Begin Data to process
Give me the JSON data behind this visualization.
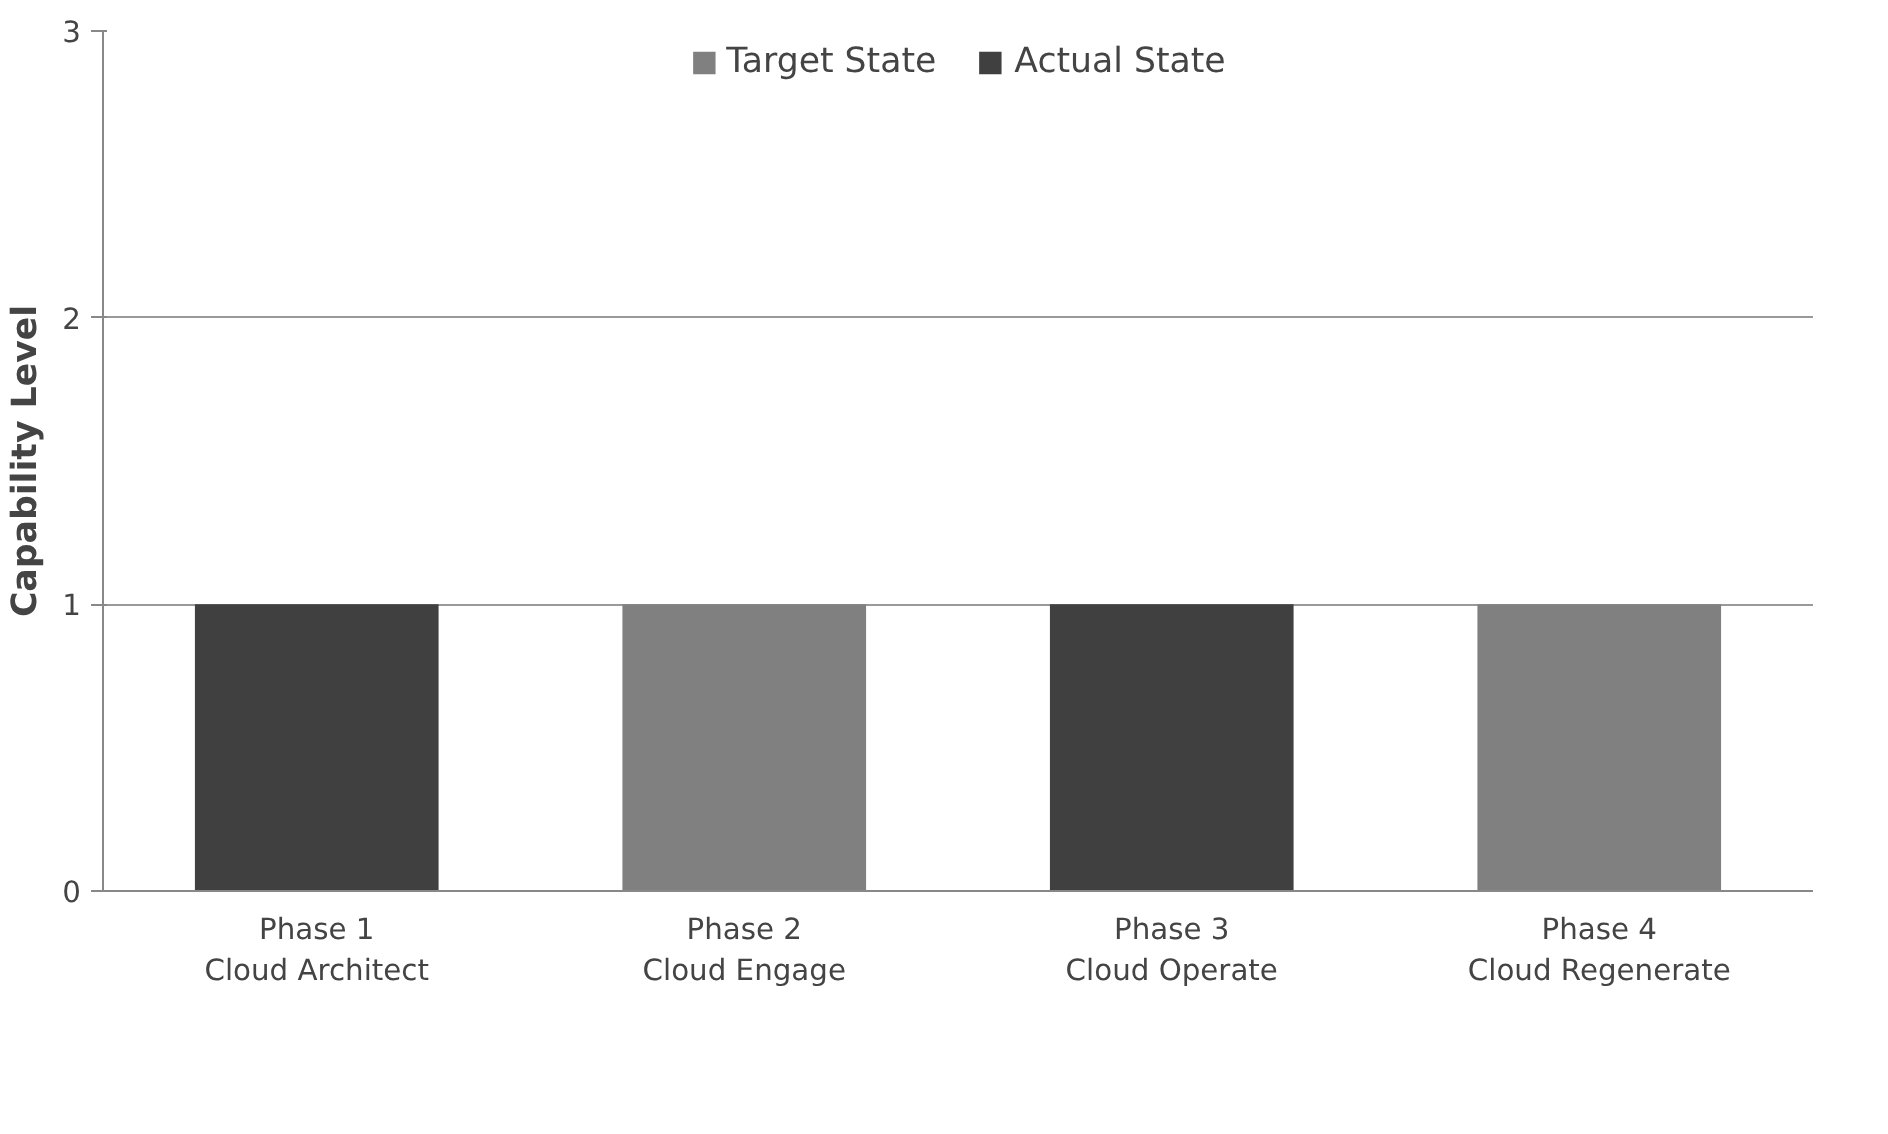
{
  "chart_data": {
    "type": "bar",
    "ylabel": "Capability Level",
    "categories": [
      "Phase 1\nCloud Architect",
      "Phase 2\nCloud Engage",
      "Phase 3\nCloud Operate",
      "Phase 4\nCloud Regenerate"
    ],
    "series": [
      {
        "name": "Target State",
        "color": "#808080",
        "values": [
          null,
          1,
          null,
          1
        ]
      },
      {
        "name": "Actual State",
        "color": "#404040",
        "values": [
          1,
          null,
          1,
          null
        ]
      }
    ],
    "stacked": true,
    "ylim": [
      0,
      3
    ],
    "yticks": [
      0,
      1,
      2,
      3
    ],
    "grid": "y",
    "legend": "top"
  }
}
End Data to process
Begin Data to process
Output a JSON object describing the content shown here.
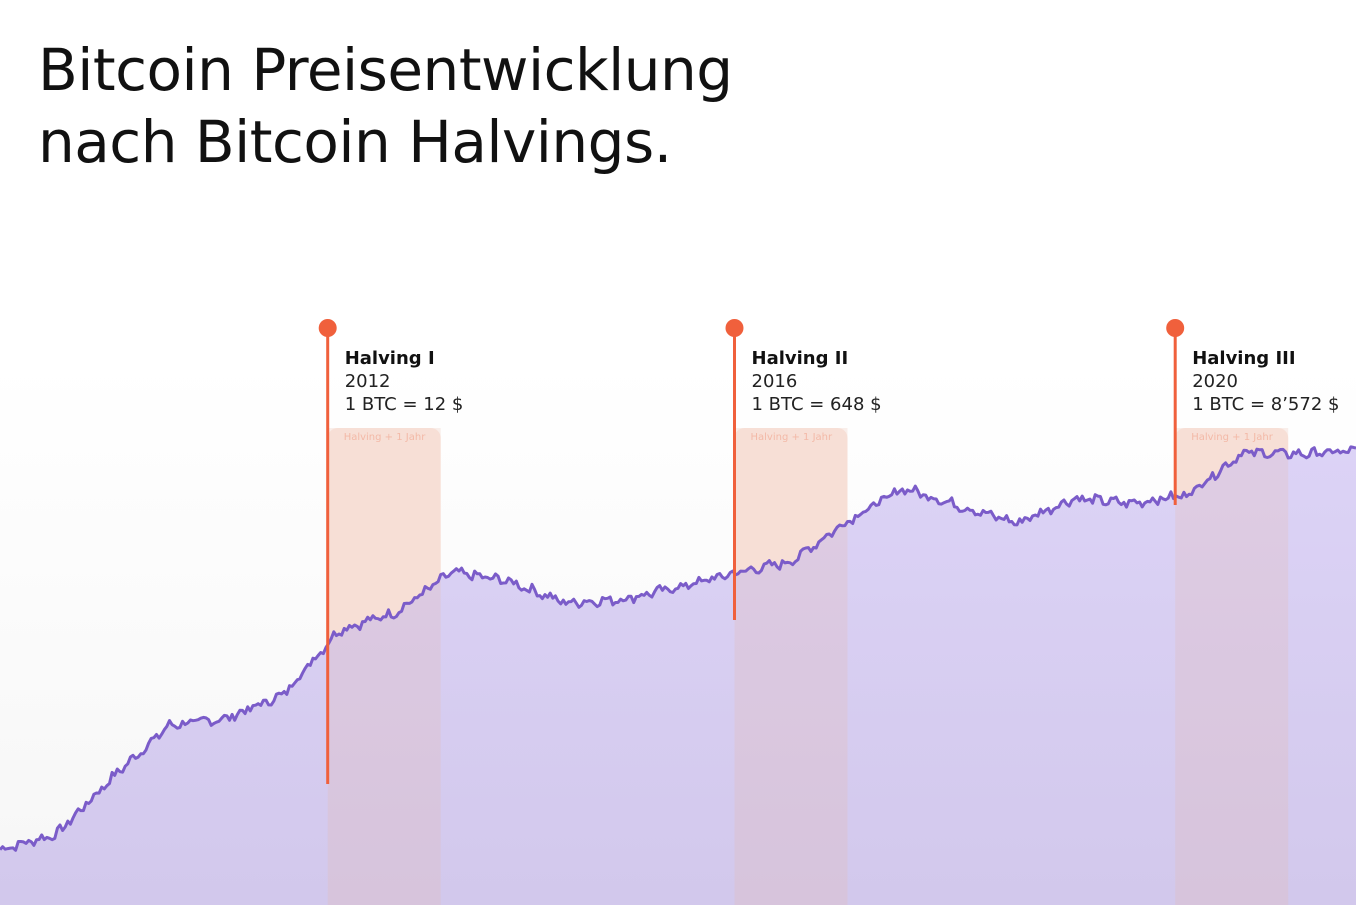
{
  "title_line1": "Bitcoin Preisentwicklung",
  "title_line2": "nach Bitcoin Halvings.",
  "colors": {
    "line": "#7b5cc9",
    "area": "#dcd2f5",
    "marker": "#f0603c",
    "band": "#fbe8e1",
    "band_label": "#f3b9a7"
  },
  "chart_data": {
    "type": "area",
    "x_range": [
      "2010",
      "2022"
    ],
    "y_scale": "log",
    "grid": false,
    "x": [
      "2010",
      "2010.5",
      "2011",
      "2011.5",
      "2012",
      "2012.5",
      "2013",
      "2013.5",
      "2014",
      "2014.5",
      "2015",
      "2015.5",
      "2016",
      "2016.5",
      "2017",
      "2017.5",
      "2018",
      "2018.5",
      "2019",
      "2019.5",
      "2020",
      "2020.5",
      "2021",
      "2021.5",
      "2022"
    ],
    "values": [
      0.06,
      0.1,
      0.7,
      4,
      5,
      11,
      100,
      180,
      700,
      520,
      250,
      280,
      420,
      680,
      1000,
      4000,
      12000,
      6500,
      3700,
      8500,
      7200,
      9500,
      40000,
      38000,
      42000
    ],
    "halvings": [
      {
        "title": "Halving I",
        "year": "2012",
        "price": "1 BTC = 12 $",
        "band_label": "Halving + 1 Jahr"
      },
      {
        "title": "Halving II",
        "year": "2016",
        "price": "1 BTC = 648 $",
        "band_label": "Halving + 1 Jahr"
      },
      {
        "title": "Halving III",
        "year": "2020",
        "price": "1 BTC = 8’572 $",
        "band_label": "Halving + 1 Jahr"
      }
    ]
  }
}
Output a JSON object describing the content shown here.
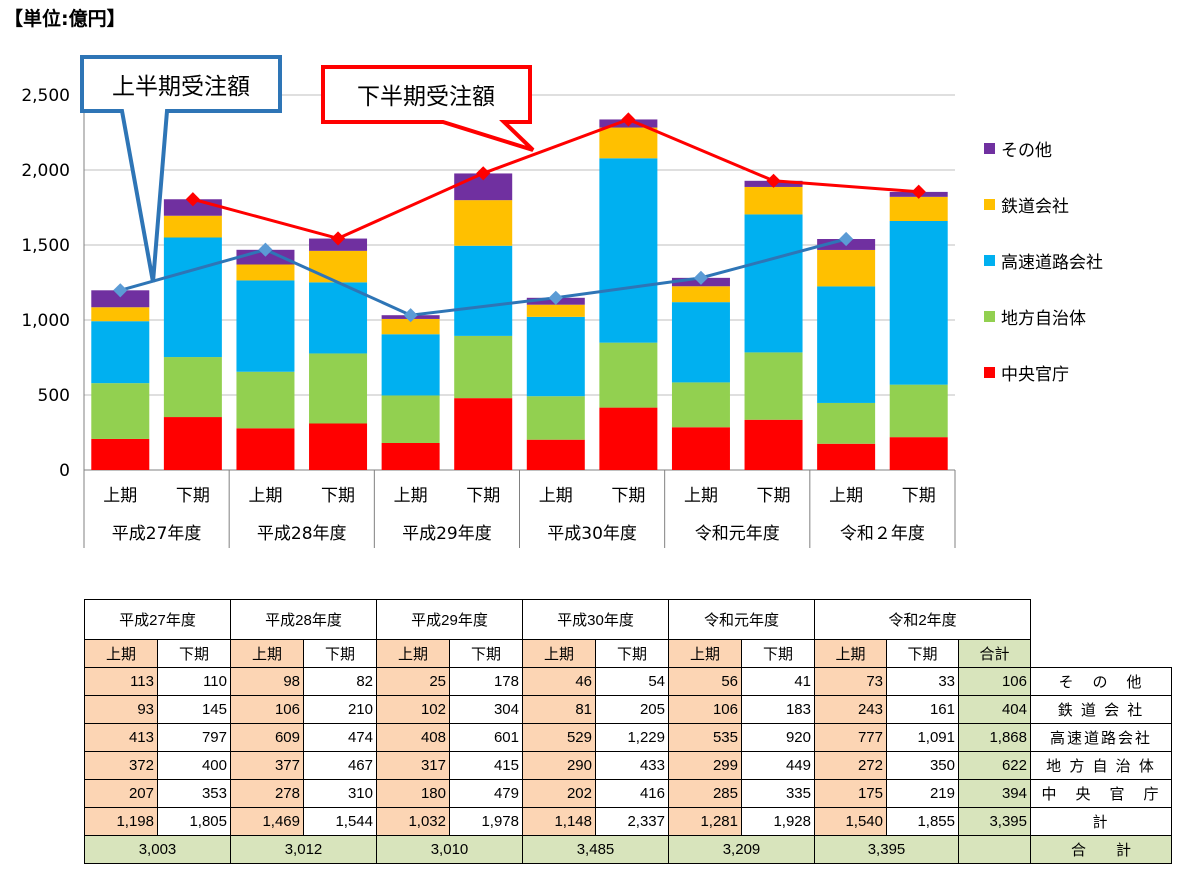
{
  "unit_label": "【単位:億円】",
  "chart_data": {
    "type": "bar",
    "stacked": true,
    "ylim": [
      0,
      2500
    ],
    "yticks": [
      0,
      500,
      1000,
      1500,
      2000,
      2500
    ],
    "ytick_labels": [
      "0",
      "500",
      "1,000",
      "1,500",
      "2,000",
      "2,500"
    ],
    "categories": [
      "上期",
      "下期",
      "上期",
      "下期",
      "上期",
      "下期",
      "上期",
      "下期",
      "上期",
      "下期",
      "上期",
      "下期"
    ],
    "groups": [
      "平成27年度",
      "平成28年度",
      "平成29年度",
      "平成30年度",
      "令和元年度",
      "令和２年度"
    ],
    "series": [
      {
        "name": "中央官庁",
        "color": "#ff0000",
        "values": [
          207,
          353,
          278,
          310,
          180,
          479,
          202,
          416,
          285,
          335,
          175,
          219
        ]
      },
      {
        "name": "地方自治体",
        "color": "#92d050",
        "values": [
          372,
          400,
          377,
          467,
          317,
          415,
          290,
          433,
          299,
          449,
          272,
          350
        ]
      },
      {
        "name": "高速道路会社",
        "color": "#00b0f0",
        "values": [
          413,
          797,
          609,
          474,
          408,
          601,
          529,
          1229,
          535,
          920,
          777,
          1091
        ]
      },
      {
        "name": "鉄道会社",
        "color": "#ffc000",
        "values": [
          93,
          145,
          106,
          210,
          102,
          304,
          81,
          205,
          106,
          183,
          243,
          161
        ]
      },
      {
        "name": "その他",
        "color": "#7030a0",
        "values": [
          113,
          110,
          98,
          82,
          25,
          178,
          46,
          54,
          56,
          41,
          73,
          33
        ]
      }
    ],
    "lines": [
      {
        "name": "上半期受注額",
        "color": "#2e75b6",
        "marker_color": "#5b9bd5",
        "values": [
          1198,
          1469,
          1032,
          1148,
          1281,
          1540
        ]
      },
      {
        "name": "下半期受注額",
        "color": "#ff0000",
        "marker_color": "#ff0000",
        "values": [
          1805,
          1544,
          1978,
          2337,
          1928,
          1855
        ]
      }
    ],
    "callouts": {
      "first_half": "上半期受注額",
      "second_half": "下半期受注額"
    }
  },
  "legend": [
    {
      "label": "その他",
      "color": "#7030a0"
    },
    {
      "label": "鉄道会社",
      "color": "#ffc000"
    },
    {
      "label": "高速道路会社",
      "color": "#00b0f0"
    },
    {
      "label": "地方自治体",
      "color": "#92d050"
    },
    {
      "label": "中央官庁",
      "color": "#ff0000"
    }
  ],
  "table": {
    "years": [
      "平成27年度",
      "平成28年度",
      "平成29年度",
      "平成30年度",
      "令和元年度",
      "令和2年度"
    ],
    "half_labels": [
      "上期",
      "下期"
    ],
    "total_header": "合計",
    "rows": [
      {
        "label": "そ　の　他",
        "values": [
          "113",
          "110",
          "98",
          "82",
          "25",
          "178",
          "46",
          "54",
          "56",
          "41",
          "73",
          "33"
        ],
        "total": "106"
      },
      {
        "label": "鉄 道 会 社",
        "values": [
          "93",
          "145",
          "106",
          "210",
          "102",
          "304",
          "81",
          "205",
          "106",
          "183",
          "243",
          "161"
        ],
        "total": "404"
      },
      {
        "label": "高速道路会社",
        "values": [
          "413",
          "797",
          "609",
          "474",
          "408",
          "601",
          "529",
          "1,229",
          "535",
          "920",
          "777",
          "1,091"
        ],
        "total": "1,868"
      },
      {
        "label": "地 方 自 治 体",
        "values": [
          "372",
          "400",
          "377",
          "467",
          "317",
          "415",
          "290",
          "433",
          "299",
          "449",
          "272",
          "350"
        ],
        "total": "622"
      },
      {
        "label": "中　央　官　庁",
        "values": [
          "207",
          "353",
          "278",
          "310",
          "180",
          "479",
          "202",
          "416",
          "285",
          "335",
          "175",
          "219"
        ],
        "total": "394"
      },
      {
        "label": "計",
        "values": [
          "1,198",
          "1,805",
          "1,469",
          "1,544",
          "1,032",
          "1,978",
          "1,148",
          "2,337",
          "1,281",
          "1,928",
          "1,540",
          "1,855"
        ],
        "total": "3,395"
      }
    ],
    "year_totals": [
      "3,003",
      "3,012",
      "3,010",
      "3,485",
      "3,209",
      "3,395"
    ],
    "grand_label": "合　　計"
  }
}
End Data to process
- _Aim of the exercise_
Going through the entries above, tally each line that has the word "nCloud". Answer with the number only.

- _Task solution_
4